» **THE DATA**
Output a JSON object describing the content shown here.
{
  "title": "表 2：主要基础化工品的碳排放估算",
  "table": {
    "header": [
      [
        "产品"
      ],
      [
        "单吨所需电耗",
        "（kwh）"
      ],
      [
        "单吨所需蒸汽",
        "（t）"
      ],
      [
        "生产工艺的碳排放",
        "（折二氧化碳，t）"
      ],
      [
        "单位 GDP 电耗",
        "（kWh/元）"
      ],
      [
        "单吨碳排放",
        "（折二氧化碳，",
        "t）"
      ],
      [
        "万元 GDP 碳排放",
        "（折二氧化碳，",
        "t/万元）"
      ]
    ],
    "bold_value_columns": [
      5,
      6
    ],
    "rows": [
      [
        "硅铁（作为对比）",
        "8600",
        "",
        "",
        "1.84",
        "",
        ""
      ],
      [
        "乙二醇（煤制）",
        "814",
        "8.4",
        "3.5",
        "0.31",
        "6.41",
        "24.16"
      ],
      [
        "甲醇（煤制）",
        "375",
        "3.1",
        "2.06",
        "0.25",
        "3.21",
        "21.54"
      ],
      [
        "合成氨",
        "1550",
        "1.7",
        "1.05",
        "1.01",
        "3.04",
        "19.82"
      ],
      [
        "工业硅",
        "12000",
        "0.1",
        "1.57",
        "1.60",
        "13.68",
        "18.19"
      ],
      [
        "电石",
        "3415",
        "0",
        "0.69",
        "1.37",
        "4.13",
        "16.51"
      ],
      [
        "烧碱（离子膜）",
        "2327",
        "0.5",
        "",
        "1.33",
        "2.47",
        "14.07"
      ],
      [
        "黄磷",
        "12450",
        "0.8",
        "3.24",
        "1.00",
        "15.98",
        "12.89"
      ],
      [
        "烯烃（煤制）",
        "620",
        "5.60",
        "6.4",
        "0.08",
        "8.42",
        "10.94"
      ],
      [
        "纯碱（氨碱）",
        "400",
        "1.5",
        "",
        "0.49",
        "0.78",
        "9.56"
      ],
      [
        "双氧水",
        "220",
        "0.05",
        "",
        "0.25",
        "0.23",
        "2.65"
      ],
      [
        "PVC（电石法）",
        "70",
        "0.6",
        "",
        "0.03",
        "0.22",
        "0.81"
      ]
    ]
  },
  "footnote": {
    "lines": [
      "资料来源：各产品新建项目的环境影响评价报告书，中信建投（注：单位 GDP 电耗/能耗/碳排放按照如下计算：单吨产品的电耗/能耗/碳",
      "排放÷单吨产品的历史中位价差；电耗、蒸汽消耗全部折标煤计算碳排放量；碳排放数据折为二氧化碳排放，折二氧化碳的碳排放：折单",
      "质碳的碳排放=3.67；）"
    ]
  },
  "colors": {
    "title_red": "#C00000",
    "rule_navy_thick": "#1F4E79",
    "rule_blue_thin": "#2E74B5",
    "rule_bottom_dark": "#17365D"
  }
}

» **SET TASK**
Write out every line exactly as it stands.

» **TASK ANSWER**
Output a JSON object describing the content shown here.
{
  "title": "表 2：主要基础化工品的碳排放估算",
  "table": {
    "header": [
      [
        "产品"
      ],
      [
        "单吨所需电耗",
        "（kwh）"
      ],
      [
        "单吨所需蒸汽",
        "（t）"
      ],
      [
        "生产工艺的碳排放",
        "（折二氧化碳，t）"
      ],
      [
        "单位 GDP 电耗",
        "（kWh/元）"
      ],
      [
        "单吨碳排放",
        "（折二氧化碳，",
        "t）"
      ],
      [
        "万元 GDP 碳排放",
        "（折二氧化碳，",
        "t/万元）"
      ]
    ],
    "bold_value_columns": [
      5,
      6
    ],
    "rows": [
      [
        "硅铁（作为对比）",
        "8600",
        "",
        "",
        "1.84",
        "",
        ""
      ],
      [
        "乙二醇（煤制）",
        "814",
        "8.4",
        "3.5",
        "0.31",
        "6.41",
        "24.16"
      ],
      [
        "甲醇（煤制）",
        "375",
        "3.1",
        "2.06",
        "0.25",
        "3.21",
        "21.54"
      ],
      [
        "合成氨",
        "1550",
        "1.7",
        "1.05",
        "1.01",
        "3.04",
        "19.82"
      ],
      [
        "工业硅",
        "12000",
        "0.1",
        "1.57",
        "1.60",
        "13.68",
        "18.19"
      ],
      [
        "电石",
        "3415",
        "0",
        "0.69",
        "1.37",
        "4.13",
        "16.51"
      ],
      [
        "烧碱（离子膜）",
        "2327",
        "0.5",
        "",
        "1.33",
        "2.47",
        "14.07"
      ],
      [
        "黄磷",
        "12450",
        "0.8",
        "3.24",
        "1.00",
        "15.98",
        "12.89"
      ],
      [
        "烯烃（煤制）",
        "620",
        "5.60",
        "6.4",
        "0.08",
        "8.42",
        "10.94"
      ],
      [
        "纯碱（氨碱）",
        "400",
        "1.5",
        "",
        "0.49",
        "0.78",
        "9.56"
      ],
      [
        "双氧水",
        "220",
        "0.05",
        "",
        "0.25",
        "0.23",
        "2.65"
      ],
      [
        "PVC（电石法）",
        "70",
        "0.6",
        "",
        "0.03",
        "0.22",
        "0.81"
      ]
    ]
  },
  "footnote": {
    "lines": [
      "资料来源：各产品新建项目的环境影响评价报告书，中信建投（注：单位 GDP 电耗/能耗/碳排放按照如下计算：单吨产品的电耗/能耗/碳",
      "排放÷单吨产品的历史中位价差；电耗、蒸汽消耗全部折标煤计算碳排放量；碳排放数据折为二氧化碳排放，折二氧化碳的碳排放：折单",
      "质碳的碳排放=3.67；）"
    ]
  },
  "colors": {
    "title_red": "#C00000",
    "rule_navy_thick": "#1F4E79",
    "rule_blue_thin": "#2E74B5",
    "rule_bottom_dark": "#17365D"
  }
}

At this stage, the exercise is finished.